▶ _Prompt_
Rewrite the listing with "macd-bar" changed to "histogram-bar" everywhere and all else unchanged.

━━━━━ Entries ━━━━━

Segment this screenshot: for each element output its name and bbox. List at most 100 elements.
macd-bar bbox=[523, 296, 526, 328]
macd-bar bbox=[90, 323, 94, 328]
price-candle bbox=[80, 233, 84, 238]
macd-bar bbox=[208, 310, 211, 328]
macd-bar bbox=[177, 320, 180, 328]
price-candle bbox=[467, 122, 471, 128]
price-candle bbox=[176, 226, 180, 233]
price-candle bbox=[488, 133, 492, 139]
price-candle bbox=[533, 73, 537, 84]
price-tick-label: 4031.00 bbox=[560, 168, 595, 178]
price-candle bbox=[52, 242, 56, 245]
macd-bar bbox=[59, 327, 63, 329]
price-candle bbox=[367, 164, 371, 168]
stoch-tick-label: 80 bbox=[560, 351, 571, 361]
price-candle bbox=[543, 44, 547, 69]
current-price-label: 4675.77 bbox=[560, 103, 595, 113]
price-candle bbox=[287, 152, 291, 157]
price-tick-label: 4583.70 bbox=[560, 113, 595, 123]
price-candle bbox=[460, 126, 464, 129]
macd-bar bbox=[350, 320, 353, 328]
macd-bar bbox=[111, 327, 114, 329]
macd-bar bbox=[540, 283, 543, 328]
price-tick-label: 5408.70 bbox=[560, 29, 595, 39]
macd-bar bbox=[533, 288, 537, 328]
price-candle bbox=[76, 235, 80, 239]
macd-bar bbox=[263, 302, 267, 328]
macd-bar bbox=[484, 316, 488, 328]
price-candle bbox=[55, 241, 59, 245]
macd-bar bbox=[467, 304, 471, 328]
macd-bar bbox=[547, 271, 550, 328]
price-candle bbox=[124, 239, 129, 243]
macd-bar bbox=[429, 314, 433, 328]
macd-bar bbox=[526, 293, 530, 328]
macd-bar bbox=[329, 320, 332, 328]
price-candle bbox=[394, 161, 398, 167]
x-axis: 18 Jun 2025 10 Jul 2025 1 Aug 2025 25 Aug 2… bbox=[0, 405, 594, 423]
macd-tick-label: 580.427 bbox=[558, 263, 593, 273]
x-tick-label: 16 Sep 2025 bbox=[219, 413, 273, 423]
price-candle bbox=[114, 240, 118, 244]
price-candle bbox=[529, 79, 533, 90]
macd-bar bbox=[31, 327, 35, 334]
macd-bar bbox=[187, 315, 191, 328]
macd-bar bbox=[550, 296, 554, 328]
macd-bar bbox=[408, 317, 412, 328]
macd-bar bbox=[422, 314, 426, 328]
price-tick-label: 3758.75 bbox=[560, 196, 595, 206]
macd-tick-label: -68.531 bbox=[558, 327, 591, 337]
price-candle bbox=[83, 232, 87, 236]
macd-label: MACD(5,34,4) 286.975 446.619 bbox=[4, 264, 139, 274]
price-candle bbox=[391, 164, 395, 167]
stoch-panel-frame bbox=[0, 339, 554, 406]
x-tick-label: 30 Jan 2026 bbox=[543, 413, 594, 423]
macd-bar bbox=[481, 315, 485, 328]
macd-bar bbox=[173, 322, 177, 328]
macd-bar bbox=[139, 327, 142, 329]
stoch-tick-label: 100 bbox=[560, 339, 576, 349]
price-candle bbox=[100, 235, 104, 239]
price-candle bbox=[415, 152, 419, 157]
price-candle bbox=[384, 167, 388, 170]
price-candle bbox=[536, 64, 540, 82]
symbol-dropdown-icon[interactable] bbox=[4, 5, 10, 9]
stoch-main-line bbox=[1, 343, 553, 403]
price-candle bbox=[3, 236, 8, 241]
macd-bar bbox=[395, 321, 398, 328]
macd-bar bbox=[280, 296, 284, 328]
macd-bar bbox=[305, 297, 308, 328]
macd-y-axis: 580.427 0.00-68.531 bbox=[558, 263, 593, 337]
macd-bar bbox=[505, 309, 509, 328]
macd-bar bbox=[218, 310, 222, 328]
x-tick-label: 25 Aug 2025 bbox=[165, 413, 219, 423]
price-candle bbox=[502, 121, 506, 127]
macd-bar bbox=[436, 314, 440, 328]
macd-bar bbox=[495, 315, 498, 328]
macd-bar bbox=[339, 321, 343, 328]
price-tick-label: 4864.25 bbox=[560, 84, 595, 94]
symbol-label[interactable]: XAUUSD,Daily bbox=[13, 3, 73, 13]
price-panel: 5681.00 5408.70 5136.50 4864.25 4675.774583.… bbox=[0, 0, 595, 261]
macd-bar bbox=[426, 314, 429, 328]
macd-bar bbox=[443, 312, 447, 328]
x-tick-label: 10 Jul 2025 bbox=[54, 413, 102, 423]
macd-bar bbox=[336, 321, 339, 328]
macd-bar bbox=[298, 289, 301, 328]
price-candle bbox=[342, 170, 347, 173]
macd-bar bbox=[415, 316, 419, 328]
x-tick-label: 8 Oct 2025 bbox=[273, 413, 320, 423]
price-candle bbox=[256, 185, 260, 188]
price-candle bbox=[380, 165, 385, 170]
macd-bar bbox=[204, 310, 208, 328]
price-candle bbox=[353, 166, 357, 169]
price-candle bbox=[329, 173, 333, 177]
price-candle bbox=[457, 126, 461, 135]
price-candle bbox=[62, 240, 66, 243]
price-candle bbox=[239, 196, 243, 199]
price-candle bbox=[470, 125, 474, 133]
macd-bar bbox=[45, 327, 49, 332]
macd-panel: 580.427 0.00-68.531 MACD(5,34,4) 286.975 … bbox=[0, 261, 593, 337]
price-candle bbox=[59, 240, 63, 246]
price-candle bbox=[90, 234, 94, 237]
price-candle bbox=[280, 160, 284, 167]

━━━━━

▶ _Solution to this problem_
Segment this screenshot: for each element output its name and bbox. List at most 100 elements.
histogram-bar bbox=[523, 296, 526, 328]
histogram-bar bbox=[90, 323, 94, 328]
price-candle bbox=[80, 233, 84, 238]
histogram-bar bbox=[208, 310, 211, 328]
histogram-bar bbox=[177, 320, 180, 328]
price-candle bbox=[467, 122, 471, 128]
price-candle bbox=[176, 226, 180, 233]
price-candle bbox=[488, 133, 492, 139]
price-candle bbox=[533, 73, 537, 84]
price-tick-label: 4031.00 bbox=[560, 168, 595, 178]
price-candle bbox=[52, 242, 56, 245]
histogram-bar bbox=[59, 327, 63, 329]
price-candle bbox=[367, 164, 371, 168]
stoch-tick-label: 80 bbox=[560, 351, 571, 361]
price-candle bbox=[543, 44, 547, 69]
current-price-label: 4675.77 bbox=[560, 103, 595, 113]
price-candle bbox=[287, 152, 291, 157]
price-tick-label: 4583.70 bbox=[560, 113, 595, 123]
price-candle bbox=[460, 126, 464, 129]
histogram-bar bbox=[350, 320, 353, 328]
histogram-bar bbox=[111, 327, 114, 329]
histogram-bar bbox=[540, 283, 543, 328]
price-tick-label: 5408.70 bbox=[560, 29, 595, 39]
histogram-bar bbox=[533, 288, 537, 328]
price-candle bbox=[76, 235, 80, 239]
histogram-bar bbox=[263, 302, 267, 328]
histogram-bar bbox=[484, 316, 488, 328]
price-candle bbox=[55, 241, 59, 245]
histogram-bar bbox=[467, 304, 471, 328]
histogram-bar bbox=[547, 271, 550, 328]
price-candle bbox=[124, 239, 129, 243]
histogram-bar bbox=[429, 314, 433, 328]
histogram-bar bbox=[526, 293, 530, 328]
histogram-bar bbox=[329, 320, 332, 328]
price-candle bbox=[394, 161, 398, 167]
x-axis: 18 Jun 2025 10 Jul 2025 1 Aug 2025 25 Aug 2… bbox=[0, 405, 594, 423]
macd-tick-label: 580.427 bbox=[558, 263, 593, 273]
x-tick-label: 16 Sep 2025 bbox=[219, 413, 273, 423]
price-candle bbox=[114, 240, 118, 244]
price-candle bbox=[529, 79, 533, 90]
histogram-bar bbox=[31, 327, 35, 334]
histogram-bar bbox=[187, 315, 191, 328]
histogram-bar bbox=[550, 296, 554, 328]
histogram-bar bbox=[408, 317, 412, 328]
histogram-bar bbox=[422, 314, 426, 328]
price-tick-label: 3758.75 bbox=[560, 196, 595, 206]
macd-tick-label: -68.531 bbox=[558, 327, 591, 337]
price-candle bbox=[83, 232, 87, 236]
macd-label: MACD(5,34,4) 286.975 446.619 bbox=[4, 264, 139, 274]
price-candle bbox=[391, 164, 395, 167]
stoch-panel-frame bbox=[0, 339, 554, 406]
x-tick-label: 30 Jan 2026 bbox=[543, 413, 594, 423]
histogram-bar bbox=[481, 315, 485, 328]
histogram-bar bbox=[173, 322, 177, 328]
histogram-bar bbox=[139, 327, 142, 329]
stoch-tick-label: 100 bbox=[560, 339, 576, 349]
price-candle bbox=[100, 235, 104, 239]
price-candle bbox=[415, 152, 419, 157]
price-candle bbox=[384, 167, 388, 170]
price-candle bbox=[536, 64, 540, 82]
symbol-dropdown-icon[interactable] bbox=[4, 5, 10, 9]
stoch-main-line bbox=[1, 343, 553, 403]
price-candle bbox=[3, 236, 8, 241]
histogram-bar bbox=[395, 321, 398, 328]
histogram-bar bbox=[280, 296, 284, 328]
histogram-bar bbox=[305, 297, 308, 328]
macd-y-axis: 580.427 0.00-68.531 bbox=[558, 263, 593, 337]
histogram-bar bbox=[505, 309, 509, 328]
histogram-bar bbox=[218, 310, 222, 328]
x-tick-label: 25 Aug 2025 bbox=[165, 413, 219, 423]
price-candle bbox=[502, 121, 506, 127]
histogram-bar bbox=[436, 314, 440, 328]
histogram-bar bbox=[495, 315, 498, 328]
histogram-bar bbox=[339, 321, 343, 328]
price-tick-label: 4864.25 bbox=[560, 84, 595, 94]
symbol-label[interactable]: XAUUSD,Daily bbox=[13, 3, 73, 13]
price-panel: 5681.00 5408.70 5136.50 4864.25 4675.774583.… bbox=[0, 0, 595, 261]
histogram-bar bbox=[426, 314, 429, 328]
histogram-bar bbox=[443, 312, 447, 328]
x-tick-label: 10 Jul 2025 bbox=[54, 413, 102, 423]
histogram-bar bbox=[336, 321, 339, 328]
histogram-bar bbox=[298, 289, 301, 328]
price-candle bbox=[342, 170, 347, 173]
histogram-bar bbox=[415, 316, 419, 328]
x-tick-label: 8 Oct 2025 bbox=[273, 413, 320, 423]
price-candle bbox=[256, 185, 260, 188]
price-candle bbox=[380, 165, 385, 170]
histogram-bar bbox=[204, 310, 208, 328]
price-candle bbox=[353, 166, 357, 169]
price-candle bbox=[329, 173, 333, 177]
price-candle bbox=[457, 126, 461, 135]
price-candle bbox=[62, 240, 66, 243]
price-candle bbox=[239, 196, 243, 199]
price-candle bbox=[470, 125, 474, 133]
histogram-bar bbox=[45, 327, 49, 332]
macd-panel: 580.427 0.00-68.531 MACD(5,34,4) 286.975 … bbox=[0, 261, 593, 337]
price-candle bbox=[59, 240, 63, 246]
price-candle bbox=[90, 234, 94, 237]
price-candle bbox=[280, 160, 284, 167]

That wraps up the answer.